====== Exercise input
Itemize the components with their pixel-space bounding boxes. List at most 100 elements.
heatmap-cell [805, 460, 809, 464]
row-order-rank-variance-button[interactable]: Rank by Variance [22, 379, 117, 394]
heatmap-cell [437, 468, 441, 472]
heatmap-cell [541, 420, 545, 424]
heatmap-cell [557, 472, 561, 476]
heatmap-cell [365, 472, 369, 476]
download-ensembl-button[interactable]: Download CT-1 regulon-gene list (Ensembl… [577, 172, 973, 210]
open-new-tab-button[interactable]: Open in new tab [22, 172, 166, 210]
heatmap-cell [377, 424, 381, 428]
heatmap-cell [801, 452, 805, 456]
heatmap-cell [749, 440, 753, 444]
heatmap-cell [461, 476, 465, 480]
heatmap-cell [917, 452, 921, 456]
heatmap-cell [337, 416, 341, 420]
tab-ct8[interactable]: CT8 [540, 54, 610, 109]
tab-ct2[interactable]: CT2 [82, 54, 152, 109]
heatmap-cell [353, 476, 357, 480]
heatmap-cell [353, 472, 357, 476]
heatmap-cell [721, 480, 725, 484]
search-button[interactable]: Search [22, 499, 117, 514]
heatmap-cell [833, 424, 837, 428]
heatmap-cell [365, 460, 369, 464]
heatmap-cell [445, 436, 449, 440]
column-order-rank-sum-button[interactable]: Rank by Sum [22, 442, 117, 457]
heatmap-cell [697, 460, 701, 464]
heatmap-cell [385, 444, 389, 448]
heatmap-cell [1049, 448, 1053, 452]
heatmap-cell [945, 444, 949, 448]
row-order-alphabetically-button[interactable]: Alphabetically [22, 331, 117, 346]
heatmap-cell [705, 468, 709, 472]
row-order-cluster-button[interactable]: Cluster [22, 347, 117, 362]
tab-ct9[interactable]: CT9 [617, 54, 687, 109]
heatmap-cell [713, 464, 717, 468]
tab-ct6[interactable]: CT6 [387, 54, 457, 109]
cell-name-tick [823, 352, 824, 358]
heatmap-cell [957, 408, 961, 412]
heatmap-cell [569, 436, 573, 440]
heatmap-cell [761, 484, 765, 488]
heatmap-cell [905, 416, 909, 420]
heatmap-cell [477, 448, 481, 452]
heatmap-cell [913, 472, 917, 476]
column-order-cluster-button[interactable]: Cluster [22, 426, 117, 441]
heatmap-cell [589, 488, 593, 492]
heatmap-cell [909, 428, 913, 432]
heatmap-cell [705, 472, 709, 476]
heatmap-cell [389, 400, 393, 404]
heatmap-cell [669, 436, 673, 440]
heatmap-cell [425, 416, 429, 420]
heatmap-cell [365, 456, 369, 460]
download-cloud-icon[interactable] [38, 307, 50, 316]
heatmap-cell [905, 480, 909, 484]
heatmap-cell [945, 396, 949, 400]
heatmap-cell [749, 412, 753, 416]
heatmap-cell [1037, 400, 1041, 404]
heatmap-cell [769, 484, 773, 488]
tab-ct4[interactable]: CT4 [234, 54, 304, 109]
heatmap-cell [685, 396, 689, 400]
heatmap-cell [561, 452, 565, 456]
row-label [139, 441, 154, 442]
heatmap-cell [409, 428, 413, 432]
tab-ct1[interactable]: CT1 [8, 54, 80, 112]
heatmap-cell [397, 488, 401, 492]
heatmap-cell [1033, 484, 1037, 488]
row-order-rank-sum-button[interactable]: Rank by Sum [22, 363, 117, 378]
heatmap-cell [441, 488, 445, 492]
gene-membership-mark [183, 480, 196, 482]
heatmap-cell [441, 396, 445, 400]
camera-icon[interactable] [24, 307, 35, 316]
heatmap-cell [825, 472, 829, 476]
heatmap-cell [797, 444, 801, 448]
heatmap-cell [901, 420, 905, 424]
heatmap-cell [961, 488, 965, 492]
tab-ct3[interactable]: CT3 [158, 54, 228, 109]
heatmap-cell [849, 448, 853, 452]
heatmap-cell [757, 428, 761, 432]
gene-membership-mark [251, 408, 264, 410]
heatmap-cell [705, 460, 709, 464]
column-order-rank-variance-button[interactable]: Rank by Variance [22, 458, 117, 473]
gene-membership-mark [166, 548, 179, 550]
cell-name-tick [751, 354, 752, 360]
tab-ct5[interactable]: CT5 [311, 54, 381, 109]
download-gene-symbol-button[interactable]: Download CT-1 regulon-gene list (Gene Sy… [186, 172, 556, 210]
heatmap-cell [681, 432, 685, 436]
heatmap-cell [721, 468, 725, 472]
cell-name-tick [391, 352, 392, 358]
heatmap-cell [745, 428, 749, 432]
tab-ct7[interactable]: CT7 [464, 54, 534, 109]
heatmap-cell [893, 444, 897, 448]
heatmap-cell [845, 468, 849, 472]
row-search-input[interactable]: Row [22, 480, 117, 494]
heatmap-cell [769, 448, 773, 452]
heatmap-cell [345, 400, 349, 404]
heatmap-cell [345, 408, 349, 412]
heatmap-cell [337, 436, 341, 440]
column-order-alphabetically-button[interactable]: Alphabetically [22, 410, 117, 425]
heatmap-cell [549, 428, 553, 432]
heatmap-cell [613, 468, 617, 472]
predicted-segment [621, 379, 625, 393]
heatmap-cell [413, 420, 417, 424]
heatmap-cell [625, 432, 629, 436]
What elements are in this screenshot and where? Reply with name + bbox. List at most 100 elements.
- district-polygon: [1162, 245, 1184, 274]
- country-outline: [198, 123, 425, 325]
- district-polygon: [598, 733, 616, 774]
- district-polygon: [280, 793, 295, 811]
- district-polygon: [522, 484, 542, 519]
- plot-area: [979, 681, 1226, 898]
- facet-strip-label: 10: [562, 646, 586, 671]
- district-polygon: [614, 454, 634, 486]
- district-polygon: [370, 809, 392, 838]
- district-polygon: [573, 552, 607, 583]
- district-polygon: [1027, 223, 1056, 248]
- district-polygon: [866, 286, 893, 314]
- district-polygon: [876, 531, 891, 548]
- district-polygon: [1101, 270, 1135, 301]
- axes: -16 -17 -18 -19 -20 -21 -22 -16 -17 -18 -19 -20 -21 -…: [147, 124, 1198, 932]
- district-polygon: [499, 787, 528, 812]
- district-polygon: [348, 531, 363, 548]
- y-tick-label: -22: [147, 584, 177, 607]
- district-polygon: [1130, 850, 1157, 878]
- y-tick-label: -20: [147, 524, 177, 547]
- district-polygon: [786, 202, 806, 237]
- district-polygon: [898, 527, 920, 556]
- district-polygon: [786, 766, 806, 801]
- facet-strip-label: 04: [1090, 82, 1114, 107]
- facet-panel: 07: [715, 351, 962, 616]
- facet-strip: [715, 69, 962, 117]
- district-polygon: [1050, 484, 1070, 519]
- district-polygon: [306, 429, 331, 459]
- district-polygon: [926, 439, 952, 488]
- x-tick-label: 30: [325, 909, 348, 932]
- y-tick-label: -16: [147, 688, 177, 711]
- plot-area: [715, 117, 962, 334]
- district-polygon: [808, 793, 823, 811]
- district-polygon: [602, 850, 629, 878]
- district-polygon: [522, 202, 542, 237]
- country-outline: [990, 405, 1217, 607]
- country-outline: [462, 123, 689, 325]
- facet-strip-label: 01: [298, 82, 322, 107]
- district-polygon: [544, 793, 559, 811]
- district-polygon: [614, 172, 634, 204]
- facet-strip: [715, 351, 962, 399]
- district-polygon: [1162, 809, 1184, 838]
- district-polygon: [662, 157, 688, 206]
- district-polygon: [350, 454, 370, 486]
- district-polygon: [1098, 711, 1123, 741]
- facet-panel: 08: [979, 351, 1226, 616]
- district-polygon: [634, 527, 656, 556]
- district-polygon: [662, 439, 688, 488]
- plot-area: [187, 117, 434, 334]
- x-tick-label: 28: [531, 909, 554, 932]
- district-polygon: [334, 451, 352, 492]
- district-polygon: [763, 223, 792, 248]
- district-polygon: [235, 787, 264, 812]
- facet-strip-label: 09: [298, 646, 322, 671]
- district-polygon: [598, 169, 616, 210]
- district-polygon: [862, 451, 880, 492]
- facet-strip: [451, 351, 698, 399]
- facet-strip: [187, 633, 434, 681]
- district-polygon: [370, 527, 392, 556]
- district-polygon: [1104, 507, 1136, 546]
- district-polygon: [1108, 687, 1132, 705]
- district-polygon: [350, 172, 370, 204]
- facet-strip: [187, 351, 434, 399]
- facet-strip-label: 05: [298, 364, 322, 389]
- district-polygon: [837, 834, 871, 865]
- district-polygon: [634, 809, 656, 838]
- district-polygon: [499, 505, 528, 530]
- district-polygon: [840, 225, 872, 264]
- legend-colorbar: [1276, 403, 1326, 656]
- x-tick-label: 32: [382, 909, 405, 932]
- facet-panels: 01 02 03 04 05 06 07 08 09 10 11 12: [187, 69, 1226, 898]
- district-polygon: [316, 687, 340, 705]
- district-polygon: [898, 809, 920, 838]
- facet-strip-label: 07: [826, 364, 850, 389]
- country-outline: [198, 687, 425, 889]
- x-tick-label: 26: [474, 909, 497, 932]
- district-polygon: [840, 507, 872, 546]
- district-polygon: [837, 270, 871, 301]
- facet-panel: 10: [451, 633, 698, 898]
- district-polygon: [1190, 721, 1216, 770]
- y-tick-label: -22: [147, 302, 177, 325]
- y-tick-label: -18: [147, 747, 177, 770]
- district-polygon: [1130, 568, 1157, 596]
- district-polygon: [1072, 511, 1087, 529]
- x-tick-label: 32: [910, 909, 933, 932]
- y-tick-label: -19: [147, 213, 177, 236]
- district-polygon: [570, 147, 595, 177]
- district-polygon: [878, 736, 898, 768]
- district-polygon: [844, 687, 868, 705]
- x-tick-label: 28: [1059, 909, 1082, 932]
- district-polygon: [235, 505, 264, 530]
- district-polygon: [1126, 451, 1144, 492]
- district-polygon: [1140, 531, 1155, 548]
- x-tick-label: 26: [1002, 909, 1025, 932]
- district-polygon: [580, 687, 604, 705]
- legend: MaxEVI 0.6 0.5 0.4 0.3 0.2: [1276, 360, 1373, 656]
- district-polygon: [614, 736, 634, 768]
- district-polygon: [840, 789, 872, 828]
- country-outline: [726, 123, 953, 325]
============
Lay out the lines from the start of the records through the line containing "heatmap-cell [669, 436, 673, 440]", inclusive, as a JSON list of strings with one string per line. Leave out any blank lines.

[
  "Itemize the components with their pixel-space bounding boxes. List at most 100 elements.",
  "heatmap-cell [805, 460, 809, 464]",
  "row-order-rank-variance-button[interactable]: Rank by Variance [22, 379, 117, 394]",
  "heatmap-cell [437, 468, 441, 472]",
  "heatmap-cell [541, 420, 545, 424]",
  "heatmap-cell [557, 472, 561, 476]",
  "heatmap-cell [365, 472, 369, 476]",
  "download-ensembl-button[interactable]: Download CT-1 regulon-gene list (Ensembl… [577, 172, 973, 210]",
  "open-new-tab-button[interactable]: Open in new tab [22, 172, 166, 210]",
  "heatmap-cell [377, 424, 381, 428]",
  "heatmap-cell [801, 452, 805, 456]",
  "heatmap-cell [749, 440, 753, 444]",
  "heatmap-cell [461, 476, 465, 480]",
  "heatmap-cell [917, 452, 921, 456]",
  "heatmap-cell [337, 416, 341, 420]",
  "tab-ct8[interactable]: CT8 [540, 54, 610, 109]",
  "tab-ct2[interactable]: CT2 [82, 54, 152, 109]",
  "heatmap-cell [353, 476, 357, 480]",
  "heatmap-cell [353, 472, 357, 476]",
  "heatmap-cell [721, 480, 725, 484]",
  "search-button[interactable]: Search [22, 499, 117, 514]",
  "heatmap-cell [833, 424, 837, 428]",
  "heatmap-cell [365, 460, 369, 464]",
  "heatmap-cell [445, 436, 449, 440]",
  "column-order-rank-sum-button[interactable]: Rank by Sum [22, 442, 117, 457]",
  "heatmap-cell [697, 460, 701, 464]",
  "heatmap-cell [385, 444, 389, 448]",
  "heatmap-cell [1049, 448, 1053, 452]",
  "heatmap-cell [945, 444, 949, 448]",
  "row-order-alphabetically-button[interactable]: Alphabetically [22, 331, 117, 346]",
  "heatmap-cell [705, 468, 709, 472]",
  "row-order-cluster-button[interactable]: Cluster [22, 347, 117, 362]",
  "tab-ct9[interactable]: CT9 [617, 54, 687, 109]",
  "heatmap-cell [713, 464, 717, 468]",
  "tab-ct6[interactable]: CT6 [387, 54, 457, 109]",
  "cell-name-tick [823, 352, 824, 358]",
  "heatmap-cell [957, 408, 961, 412]",
  "heatmap-cell [569, 436, 573, 440]",
  "heatmap-cell [761, 484, 765, 488]",
  "heatmap-cell [905, 416, 909, 420]",
  "heatmap-cell [477, 448, 481, 452]",
  "heatmap-cell [913, 472, 917, 476]",
  "column-order-cluster-button[interactable]: Cluster [22, 426, 117, 441]",
  "heatmap-cell [589, 488, 593, 492]",
  "heatmap-cell [909, 428, 913, 432]",
  "heatmap-cell [705, 472, 709, 476]",
  "heatmap-cell [389, 400, 393, 404]",
  "heatmap-cell [669, 436, 673, 440]"
]